YOUR INSTRUCTIONS >> Spot every line with the word "统一社会信用代码" and return it.

Data records >>

━━━━━━━━━━━━━━━━

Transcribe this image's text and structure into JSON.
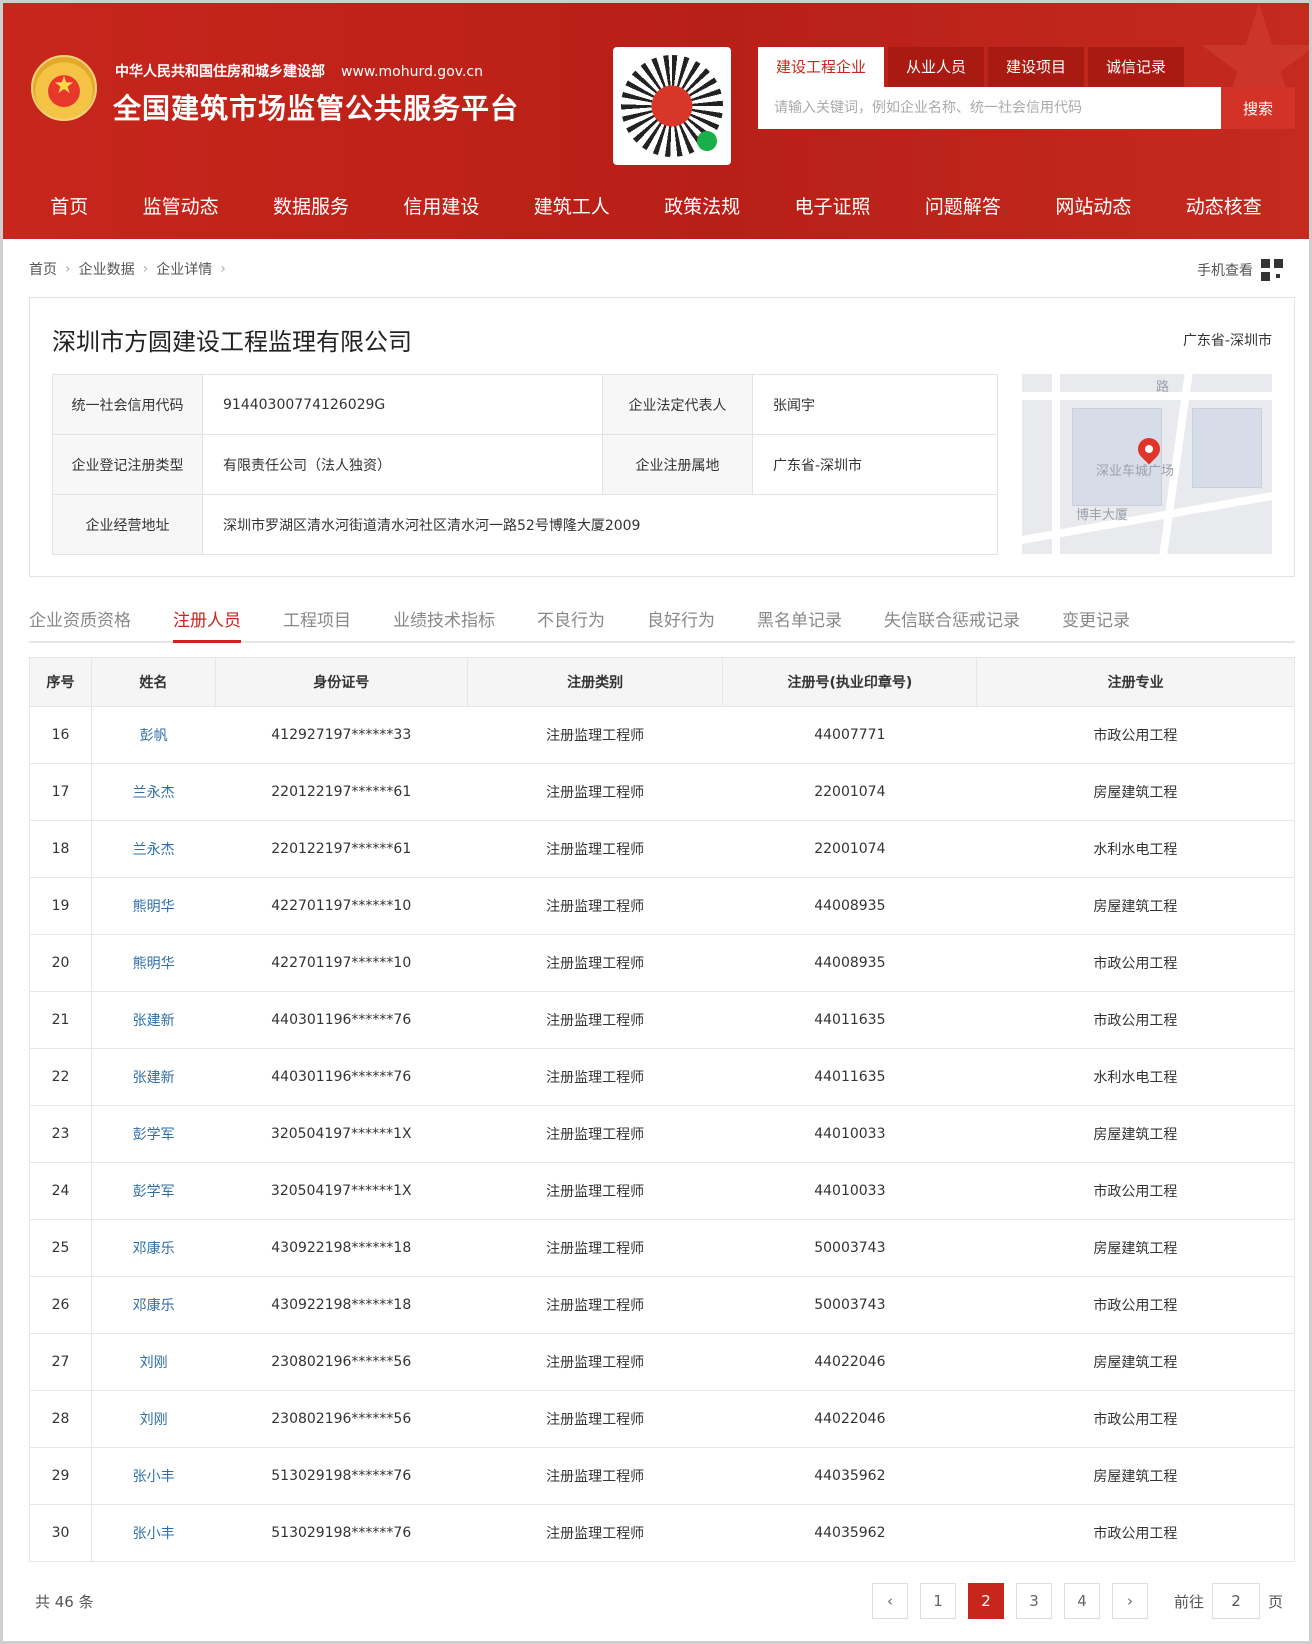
{
  "header": {
    "ministry": "中华人民共和国住房和城乡建设部",
    "url": "www.mohurd.gov.cn",
    "title": "全国建筑市场监管公共服务平台",
    "search_tabs": [
      "建设工程企业",
      "从业人员",
      "建设项目",
      "诚信记录"
    ],
    "search_placeholder": "请输入关键词，例如企业名称、统一社会信用代码",
    "search_button": "搜索"
  },
  "nav": [
    "首页",
    "监管动态",
    "数据服务",
    "信用建设",
    "建筑工人",
    "政策法规",
    "电子证照",
    "问题解答",
    "网站动态",
    "动态核查"
  ],
  "breadcrumb": [
    "首页",
    "企业数据",
    "企业详情"
  ],
  "mobile_view": "手机查看",
  "company": {
    "name": "深圳市方圆建设工程监理有限公司",
    "region": "广东省-深圳市",
    "credit_code_label": "统一社会信用代码",
    "credit_code": "91440300774126029G",
    "legal_rep_label": "企业法定代表人",
    "legal_rep": "张闻宇",
    "reg_type_label": "企业登记注册类型",
    "reg_type": "有限责任公司（法人独资）",
    "reg_place_label": "企业注册属地",
    "reg_place": "广东省-深圳市",
    "address_label": "企业经营地址",
    "address": "深圳市罗湖区清水河街道清水河社区清水河一路52号博隆大厦2009",
    "map_labels": [
      "深业车城广场",
      "博丰大厦",
      "路"
    ]
  },
  "tabs": [
    "企业资质资格",
    "注册人员",
    "工程项目",
    "业绩技术指标",
    "不良行为",
    "良好行为",
    "黑名单记录",
    "失信联合惩戒记录",
    "变更记录"
  ],
  "table": {
    "headers": [
      "序号",
      "姓名",
      "身份证号",
      "注册类别",
      "注册号(执业印章号)",
      "注册专业"
    ],
    "rows": [
      [
        "16",
        "彭帆",
        "412927197******33",
        "注册监理工程师",
        "44007771",
        "市政公用工程"
      ],
      [
        "17",
        "兰永杰",
        "220122197******61",
        "注册监理工程师",
        "22001074",
        "房屋建筑工程"
      ],
      [
        "18",
        "兰永杰",
        "220122197******61",
        "注册监理工程师",
        "22001074",
        "水利水电工程"
      ],
      [
        "19",
        "熊明华",
        "422701197******10",
        "注册监理工程师",
        "44008935",
        "房屋建筑工程"
      ],
      [
        "20",
        "熊明华",
        "422701197******10",
        "注册监理工程师",
        "44008935",
        "市政公用工程"
      ],
      [
        "21",
        "张建新",
        "440301196******76",
        "注册监理工程师",
        "44011635",
        "市政公用工程"
      ],
      [
        "22",
        "张建新",
        "440301196******76",
        "注册监理工程师",
        "44011635",
        "水利水电工程"
      ],
      [
        "23",
        "彭学军",
        "320504197******1X",
        "注册监理工程师",
        "44010033",
        "房屋建筑工程"
      ],
      [
        "24",
        "彭学军",
        "320504197******1X",
        "注册监理工程师",
        "44010033",
        "市政公用工程"
      ],
      [
        "25",
        "邓康乐",
        "430922198******18",
        "注册监理工程师",
        "50003743",
        "房屋建筑工程"
      ],
      [
        "26",
        "邓康乐",
        "430922198******18",
        "注册监理工程师",
        "50003743",
        "市政公用工程"
      ],
      [
        "27",
        "刘刚",
        "230802196******56",
        "注册监理工程师",
        "44022046",
        "房屋建筑工程"
      ],
      [
        "28",
        "刘刚",
        "230802196******56",
        "注册监理工程师",
        "44022046",
        "市政公用工程"
      ],
      [
        "29",
        "张小丰",
        "513029198******76",
        "注册监理工程师",
        "44035962",
        "房屋建筑工程"
      ],
      [
        "30",
        "张小丰",
        "513029198******76",
        "注册监理工程师",
        "44035962",
        "市政公用工程"
      ]
    ]
  },
  "pagination": {
    "total": "共 46 条",
    "pages": [
      "1",
      "2",
      "3",
      "4"
    ],
    "current": "2",
    "prev": "‹",
    "next": "›",
    "goto_prefix": "前往",
    "goto_value": "2",
    "goto_suffix": "页"
  }
}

━━━━━━━━━━━━━━━━

OUTPUT FOR THIS TASK >>
    "search_placeholder": "请输入关键词，例如企业名称、统一社会信用代码",
    "credit_code_label": "统一社会信用代码",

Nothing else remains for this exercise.